- **Given instruction**
Each line below should be retyped exactly, with no pictures.

[Extracted data entries]
— start —

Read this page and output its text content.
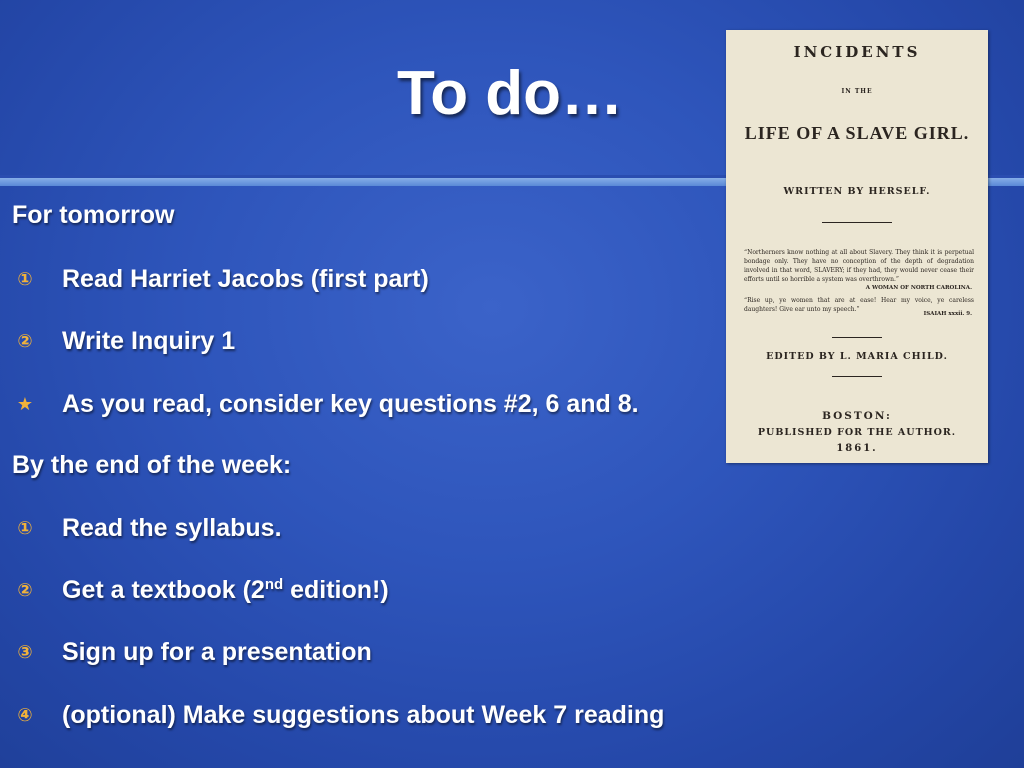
To do…
INCIDENTS
IN THE
LIFE OF A SLAVE GIRL.
WRITTEN BY HERSELF.
“Northerners know nothing at all about Slavery. They think it is perpetual bondage only. They have no conception of the depth of degradation involved in that word, SLAVERY; if they had, they would never cease their efforts until so horrible a system was overthrown.”
A WOMAN OF NORTH CAROLINA.
“Rise up, ye women that are at ease! Hear my voice, ye careless daughters! Give ear unto my speech.”
ISAIAH xxxii. 9.
EDITED BY L. MARIA CHILD.
BOSTON:
PUBLISHED FOR THE AUTHOR.
1861.
For tomorrow
① Read Harriet Jacobs (first part)
② Write Inquiry 1
★ As you read, consider key questions #2, 6 and 8.
By the end of the week:
① Read the syllabus.
② Get a textbook (2nd edition!)
③ Sign up for a presentation
④ (optional) Make suggestions about Week 7 reading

— end —

- **Exercise result**
Read this page and output its text content.
To do…
INCIDENTS
IN THE
LIFE OF A SLAVE GIRL.
WRITTEN BY HERSELF.
“Northerners know nothing at all about Slavery. They think it is perpetual bondage only. They have no conception of the depth of degradation involved in that word, SLAVERY; if they had, they would never cease their efforts until so horrible a system was overthrown.”
A WOMAN OF NORTH CAROLINA.
“Rise up, ye women that are at ease! Hear my voice, ye careless daughters! Give ear unto my speech.”
ISAIAH xxxii. 9.
EDITED BY L. MARIA CHILD.
BOSTON:
PUBLISHED FOR THE AUTHOR.
1861.
For tomorrow
① Read Harriet Jacobs (first part)
② Write Inquiry 1
★ As you read, consider key questions #2, 6 and 8.
By the end of the week:
① Read the syllabus.
② Get a textbook (2nd edition!)
③ Sign up for a presentation
④ (optional) Make suggestions about Week 7 reading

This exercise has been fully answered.